The problem:
Find all lines in the records that include the word "Clair", and copy them out.
------ Records for this exercise ------
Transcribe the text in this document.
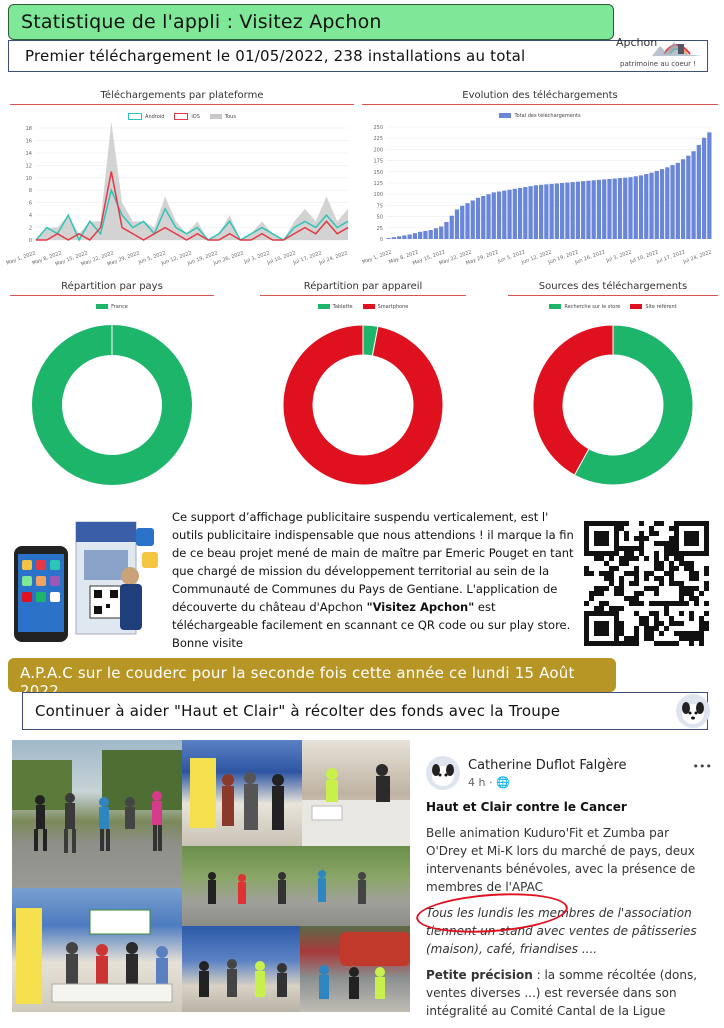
Statistique de l'appli : Visitez Apchon
Premier téléchargement le 01/05/2022, 238 installations au total
Apchon
patrimoine au coeur !
Téléchargements par plateforme
Android	iOS	Tous
0
2
4
6
8
10
12
14
16
18
May 1, 2022
May 8, 2022
May 15, 2022
May 22, 2022
May 29, 2022
Jun 5, 2022
Jun 12, 2022
Jun 19, 2022
Jun 26, 2022
Jul 3, 2022
Jul 10, 2022
Jul 17, 2022
Jul 24, 2022
Evolution des téléchargements
Total des téléchargements
0
25
50
75
100
125
150
175
200
225
250
May 1, 2022
May 8, 2022
May 15, 2022
May 22, 2022
May 29, 2022
Jun 5, 2022
Jun 12, 2022
Jun 19, 2022
Jun 26, 2022 Jul 3, 2022
Jul 10, 2022
Jul 17, 2022
Jul 24, 2022
Répartition par pays
France
Répartition par appareil
Tablette	Smartphone
Sources des téléchargements
Recherche sur le store	Site référent
Ce support d’affichage publicitaire suspendu verticalement, est l'
outils publicitaire indispensable que nous attendions ! il marque la fin
de ce beau projet mené de main de maître par Emeric Pouget en tant
que chargé de mission du développement territorial au sein de la
Communauté de Communes du Pays de Gentiane. L'application de
découverte du château d'Apchon "Visitez Apchon" est
téléchargeable facilement en scannant ce QR code ou sur play store.
Bonne visite
A.P.A.C sur le couderc pour la seconde fois cette année ce lundi 15 Août 2022
Continuer à aider "Haut et Clair" à récolter des fonds avec la Troupe
Catherine Duflot Falgère
4 h · 🌐
•••
Haut et Clair contre le Cancer
Belle animation Kuduro'Fit et Zumba par O'Drey et Mi-K lors du marché de pays, deux intervenants bénévoles, avec la présence de membres de l'APAC
Tous les lundis les membres de l'association tiennent un stand avec ventes de pâtisseries (maison), café, friandises ....
Petite précision : la somme récoltée (dons, ventes diverses ...) est reversée dans son intégralité au Comité Cantal de la Ligue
------
Output of the exercise:
Continuer à aider "Haut et Clair" à récolter des fonds avec la Troupe
Haut et Clair contre le Cancer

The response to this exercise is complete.